- _Request_
The data below should be printed in full, exactly, and without any of its images.

------------------------------------------------------------------------

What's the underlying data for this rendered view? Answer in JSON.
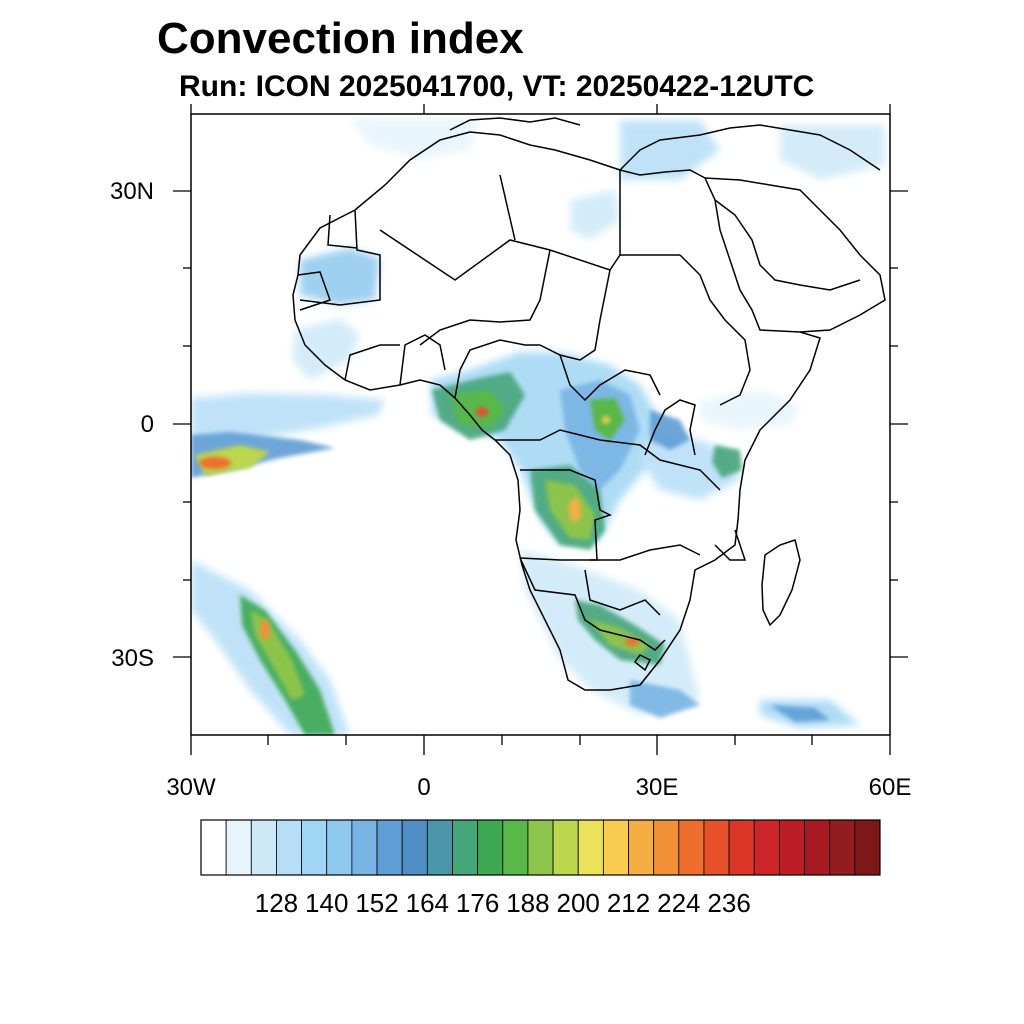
{
  "title": "Convection index",
  "subtitle": "Run: ICON 2025041700,  VT: 20250422-12UTC",
  "map": {
    "region": "Africa",
    "lat_ticks": [
      {
        "value": 30,
        "label": "30N"
      },
      {
        "value": 0,
        "label": "0"
      },
      {
        "value": -30,
        "label": "30S"
      }
    ],
    "lon_ticks": [
      {
        "value": -30,
        "label": "30W"
      },
      {
        "value": 0,
        "label": "0"
      },
      {
        "value": 30,
        "label": "30E"
      },
      {
        "value": 60,
        "label": "60E"
      }
    ],
    "lon_range": [
      -30,
      60
    ],
    "lat_range": [
      -40,
      40
    ]
  },
  "colorbar": {
    "labels": [
      "128",
      "140",
      "152",
      "164",
      "176",
      "188",
      "200",
      "212",
      "224",
      "236"
    ],
    "colors": [
      "#ffffff",
      "#e6f4fc",
      "#cde9f8",
      "#b6def7",
      "#a0d6f4",
      "#8ec8ee",
      "#78b4e4",
      "#5f9dd6",
      "#4f8fc6",
      "#4896a8",
      "#46a67a",
      "#3ea852",
      "#58b848",
      "#8cc44c",
      "#bcd64e",
      "#ece25a",
      "#f8cc50",
      "#f6ae44",
      "#f29038",
      "#ee6e2e",
      "#e6502a",
      "#dc3628",
      "#cc2428",
      "#bc1e26",
      "#a81a22",
      "#921c1e",
      "#7e1818"
    ]
  }
}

------------------------------------------------------------------------

- _Reply_
What's the underlying data for this rendered view? Answer in JSON.
{
  "title": "Convection index",
  "subtitle": "Run: ICON 2025041700,  VT: 20250422-12UTC",
  "map": {
    "region": "Africa",
    "lat_ticks": [
      {
        "value": 30,
        "label": "30N"
      },
      {
        "value": 0,
        "label": "0"
      },
      {
        "value": -30,
        "label": "30S"
      }
    ],
    "lon_ticks": [
      {
        "value": -30,
        "label": "30W"
      },
      {
        "value": 0,
        "label": "0"
      },
      {
        "value": 30,
        "label": "30E"
      },
      {
        "value": 60,
        "label": "60E"
      }
    ],
    "lon_range": [
      -30,
      60
    ],
    "lat_range": [
      -40,
      40
    ]
  },
  "colorbar": {
    "labels": [
      "128",
      "140",
      "152",
      "164",
      "176",
      "188",
      "200",
      "212",
      "224",
      "236"
    ],
    "colors": [
      "#ffffff",
      "#e6f4fc",
      "#cde9f8",
      "#b6def7",
      "#a0d6f4",
      "#8ec8ee",
      "#78b4e4",
      "#5f9dd6",
      "#4f8fc6",
      "#4896a8",
      "#46a67a",
      "#3ea852",
      "#58b848",
      "#8cc44c",
      "#bcd64e",
      "#ece25a",
      "#f8cc50",
      "#f6ae44",
      "#f29038",
      "#ee6e2e",
      "#e6502a",
      "#dc3628",
      "#cc2428",
      "#bc1e26",
      "#a81a22",
      "#921c1e",
      "#7e1818"
    ]
  }
}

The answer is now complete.